## begin Record set

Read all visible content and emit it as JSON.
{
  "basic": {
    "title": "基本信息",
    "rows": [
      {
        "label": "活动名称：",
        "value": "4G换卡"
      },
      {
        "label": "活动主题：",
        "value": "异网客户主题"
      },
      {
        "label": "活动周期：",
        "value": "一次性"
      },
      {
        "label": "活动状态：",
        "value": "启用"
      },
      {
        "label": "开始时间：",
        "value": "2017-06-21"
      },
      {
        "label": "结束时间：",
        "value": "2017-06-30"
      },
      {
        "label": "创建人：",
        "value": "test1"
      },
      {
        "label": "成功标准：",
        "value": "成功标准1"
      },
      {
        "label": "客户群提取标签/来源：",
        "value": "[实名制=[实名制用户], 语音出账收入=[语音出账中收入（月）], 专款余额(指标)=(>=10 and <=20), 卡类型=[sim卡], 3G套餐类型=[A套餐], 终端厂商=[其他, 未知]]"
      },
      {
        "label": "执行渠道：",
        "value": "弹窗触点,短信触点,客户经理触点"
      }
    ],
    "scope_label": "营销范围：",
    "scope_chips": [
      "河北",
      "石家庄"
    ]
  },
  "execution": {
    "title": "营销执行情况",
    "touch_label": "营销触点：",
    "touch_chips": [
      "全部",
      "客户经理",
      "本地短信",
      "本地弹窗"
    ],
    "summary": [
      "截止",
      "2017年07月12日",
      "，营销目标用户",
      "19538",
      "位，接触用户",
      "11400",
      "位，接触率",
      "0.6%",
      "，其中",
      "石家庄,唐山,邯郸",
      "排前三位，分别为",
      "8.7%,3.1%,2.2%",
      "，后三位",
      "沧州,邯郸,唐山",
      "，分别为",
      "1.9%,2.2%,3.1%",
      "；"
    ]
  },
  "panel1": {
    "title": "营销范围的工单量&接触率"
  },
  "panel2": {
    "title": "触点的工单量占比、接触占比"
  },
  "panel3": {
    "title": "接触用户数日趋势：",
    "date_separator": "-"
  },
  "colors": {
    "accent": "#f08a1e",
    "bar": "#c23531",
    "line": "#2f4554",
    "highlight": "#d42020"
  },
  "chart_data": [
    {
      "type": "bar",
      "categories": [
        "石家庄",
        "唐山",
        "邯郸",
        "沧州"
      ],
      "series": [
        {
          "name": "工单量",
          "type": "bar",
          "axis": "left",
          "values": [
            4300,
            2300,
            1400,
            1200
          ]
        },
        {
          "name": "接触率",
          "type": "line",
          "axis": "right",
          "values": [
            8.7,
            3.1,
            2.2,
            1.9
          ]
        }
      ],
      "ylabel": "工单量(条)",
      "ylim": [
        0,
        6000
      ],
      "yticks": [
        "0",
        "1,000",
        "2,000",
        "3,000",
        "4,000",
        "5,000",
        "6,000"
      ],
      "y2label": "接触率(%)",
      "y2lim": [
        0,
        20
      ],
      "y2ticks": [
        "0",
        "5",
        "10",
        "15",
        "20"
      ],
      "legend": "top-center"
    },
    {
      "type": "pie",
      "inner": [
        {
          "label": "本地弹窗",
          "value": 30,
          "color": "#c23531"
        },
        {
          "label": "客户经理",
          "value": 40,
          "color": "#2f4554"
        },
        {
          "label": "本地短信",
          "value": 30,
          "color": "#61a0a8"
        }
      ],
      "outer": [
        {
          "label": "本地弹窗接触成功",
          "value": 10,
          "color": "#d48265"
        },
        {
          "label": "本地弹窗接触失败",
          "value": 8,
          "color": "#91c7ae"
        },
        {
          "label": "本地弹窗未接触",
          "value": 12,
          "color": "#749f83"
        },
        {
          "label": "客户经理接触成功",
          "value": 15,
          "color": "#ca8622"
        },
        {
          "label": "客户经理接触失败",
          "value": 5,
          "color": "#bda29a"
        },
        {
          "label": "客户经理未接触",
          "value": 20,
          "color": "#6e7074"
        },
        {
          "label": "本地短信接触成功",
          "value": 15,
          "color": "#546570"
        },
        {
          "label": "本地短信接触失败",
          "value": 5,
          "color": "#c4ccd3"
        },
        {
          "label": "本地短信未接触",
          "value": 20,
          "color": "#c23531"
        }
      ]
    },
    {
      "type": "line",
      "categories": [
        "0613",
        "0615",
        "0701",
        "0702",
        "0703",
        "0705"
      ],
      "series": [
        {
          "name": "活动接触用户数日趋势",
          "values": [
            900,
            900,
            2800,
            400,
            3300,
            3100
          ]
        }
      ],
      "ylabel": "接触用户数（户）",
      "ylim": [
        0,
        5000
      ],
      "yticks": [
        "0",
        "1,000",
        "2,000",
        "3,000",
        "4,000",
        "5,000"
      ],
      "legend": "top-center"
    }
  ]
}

## end Record set

▸ Set task: Extract the full listing and reproduce each line exactly.

▸ Solution for this task:
Read all visible content and emit it as JSON.
{
  "basic": {
    "title": "基本信息",
    "rows": [
      {
        "label": "活动名称：",
        "value": "4G换卡"
      },
      {
        "label": "活动主题：",
        "value": "异网客户主题"
      },
      {
        "label": "活动周期：",
        "value": "一次性"
      },
      {
        "label": "活动状态：",
        "value": "启用"
      },
      {
        "label": "开始时间：",
        "value": "2017-06-21"
      },
      {
        "label": "结束时间：",
        "value": "2017-06-30"
      },
      {
        "label": "创建人：",
        "value": "test1"
      },
      {
        "label": "成功标准：",
        "value": "成功标准1"
      },
      {
        "label": "客户群提取标签/来源：",
        "value": "[实名制=[实名制用户], 语音出账收入=[语音出账中收入（月）], 专款余额(指标)=(>=10 and <=20), 卡类型=[sim卡], 3G套餐类型=[A套餐], 终端厂商=[其他, 未知]]"
      },
      {
        "label": "执行渠道：",
        "value": "弹窗触点,短信触点,客户经理触点"
      }
    ],
    "scope_label": "营销范围：",
    "scope_chips": [
      "河北",
      "石家庄"
    ]
  },
  "execution": {
    "title": "营销执行情况",
    "touch_label": "营销触点：",
    "touch_chips": [
      "全部",
      "客户经理",
      "本地短信",
      "本地弹窗"
    ],
    "summary": [
      "截止",
      "2017年07月12日",
      "，营销目标用户",
      "19538",
      "位，接触用户",
      "11400",
      "位，接触率",
      "0.6%",
      "，其中",
      "石家庄,唐山,邯郸",
      "排前三位，分别为",
      "8.7%,3.1%,2.2%",
      "，后三位",
      "沧州,邯郸,唐山",
      "，分别为",
      "1.9%,2.2%,3.1%",
      "；"
    ]
  },
  "panel1": {
    "title": "营销范围的工单量&接触率"
  },
  "panel2": {
    "title": "触点的工单量占比、接触占比"
  },
  "panel3": {
    "title": "接触用户数日趋势：",
    "date_separator": "-"
  },
  "colors": {
    "accent": "#f08a1e",
    "bar": "#c23531",
    "line": "#2f4554",
    "highlight": "#d42020"
  },
  "chart_data": [
    {
      "type": "bar",
      "categories": [
        "石家庄",
        "唐山",
        "邯郸",
        "沧州"
      ],
      "series": [
        {
          "name": "工单量",
          "type": "bar",
          "axis": "left",
          "values": [
            4300,
            2300,
            1400,
            1200
          ]
        },
        {
          "name": "接触率",
          "type": "line",
          "axis": "right",
          "values": [
            8.7,
            3.1,
            2.2,
            1.9
          ]
        }
      ],
      "ylabel": "工单量(条)",
      "ylim": [
        0,
        6000
      ],
      "yticks": [
        "0",
        "1,000",
        "2,000",
        "3,000",
        "4,000",
        "5,000",
        "6,000"
      ],
      "y2label": "接触率(%)",
      "y2lim": [
        0,
        20
      ],
      "y2ticks": [
        "0",
        "5",
        "10",
        "15",
        "20"
      ],
      "legend": "top-center"
    },
    {
      "type": "pie",
      "inner": [
        {
          "label": "本地弹窗",
          "value": 30,
          "color": "#c23531"
        },
        {
          "label": "客户经理",
          "value": 40,
          "color": "#2f4554"
        },
        {
          "label": "本地短信",
          "value": 30,
          "color": "#61a0a8"
        }
      ],
      "outer": [
        {
          "label": "本地弹窗接触成功",
          "value": 10,
          "color": "#d48265"
        },
        {
          "label": "本地弹窗接触失败",
          "value": 8,
          "color": "#91c7ae"
        },
        {
          "label": "本地弹窗未接触",
          "value": 12,
          "color": "#749f83"
        },
        {
          "label": "客户经理接触成功",
          "value": 15,
          "color": "#ca8622"
        },
        {
          "label": "客户经理接触失败",
          "value": 5,
          "color": "#bda29a"
        },
        {
          "label": "客户经理未接触",
          "value": 20,
          "color": "#6e7074"
        },
        {
          "label": "本地短信接触成功",
          "value": 15,
          "color": "#546570"
        },
        {
          "label": "本地短信接触失败",
          "value": 5,
          "color": "#c4ccd3"
        },
        {
          "label": "本地短信未接触",
          "value": 20,
          "color": "#c23531"
        }
      ]
    },
    {
      "type": "line",
      "categories": [
        "0613",
        "0615",
        "0701",
        "0702",
        "0703",
        "0705"
      ],
      "series": [
        {
          "name": "活动接触用户数日趋势",
          "values": [
            900,
            900,
            2800,
            400,
            3300,
            3100
          ]
        }
      ],
      "ylabel": "接触用户数（户）",
      "ylim": [
        0,
        5000
      ],
      "yticks": [
        "0",
        "1,000",
        "2,000",
        "3,000",
        "4,000",
        "5,000"
      ],
      "legend": "top-center"
    }
  ]
}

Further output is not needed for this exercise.